### Problem description
Write the records out again exactly, leaving no images in.

### Supplied data
● ● ●

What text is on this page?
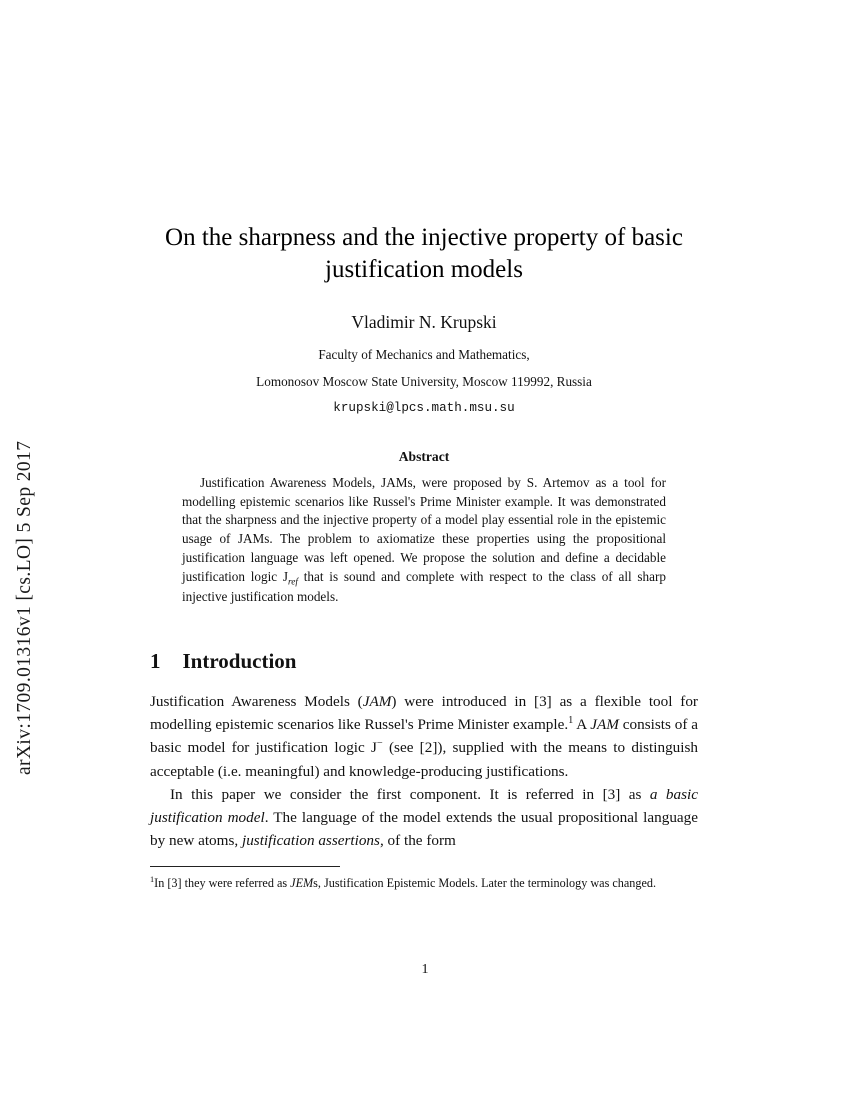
arXiv:1709.01316v1 [cs.LO] 5 Sep 2017
On the sharpness and the injective property of basic justification models
Vladimir N. Krupski
Faculty of Mechanics and Mathematics,
Lomonosov Moscow State University, Moscow 119992, Russia
krupski@lpcs.math.msu.su
Abstract
Justification Awareness Models, JAMs, were proposed by S. Artemov as a tool for modelling epistemic scenarios like Russel's Prime Minister example. It was demonstrated that the sharpness and the injective property of a model play essential role in the epistemic usage of JAMs. The problem to axiomatize these properties using the propositional justification language was left opened. We propose the solution and define a decidable justification logic $J_{ref}$ that is sound and complete with respect to the class of all sharp injective justification models.
1 Introduction

Justification Awareness Models (JAM) were introduced in [3] as a flexible tool for modelling epistemic scenarios like Russel's Prime Minister example.$^1$ A JAM consists of a basic model for justification logic J− (see [2]), supplied with the means to distinguish acceptable (i.e. meaningful) and knowledge-producing justifications.

In this paper we consider the first component. It is referred in [3] as a basic justification model. The language of the model extends the usual propositional language by new atoms, justification assertions, of the form

$^1$In [3] they were referred as JEMs, Justification Epistemic Models. Later the terminology was changed.
1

● ● ●

### Task result
What text is on this page?
arXiv:1709.01316v1 [cs.LO] 5 Sep 2017
On the sharpness and the injective property of basic justification models
Vladimir N. Krupski
Faculty of Mechanics and Mathematics,
Lomonosov Moscow State University, Moscow 119992, Russia
krupski@lpcs.math.msu.su
Abstract
Justification Awareness Models, JAMs, were proposed by S. Artemov as a tool for modelling epistemic scenarios like Russel's Prime Minister example. It was demonstrated that the sharpness and the injective property of a model play essential role in the epistemic usage of JAMs. The problem to axiomatize these properties using the propositional justification language was left opened. We propose the solution and define a decidable justification logic $J_{ref}$ that is sound and complete with respect to the class of all sharp injective justification models.
1 Introduction

Justification Awareness Models (JAM) were introduced in [3] as a flexible tool for modelling epistemic scenarios like Russel's Prime Minister example.$^1$ A JAM consists of a basic model for justification logic J− (see [2]), supplied with the means to distinguish acceptable (i.e. meaningful) and knowledge-producing justifications.

In this paper we consider the first component. It is referred in [3] as a basic justification model. The language of the model extends the usual propositional language by new atoms, justification assertions, of the form

$^1$In [3] they were referred as JEMs, Justification Epistemic Models. Later the terminology was changed.
1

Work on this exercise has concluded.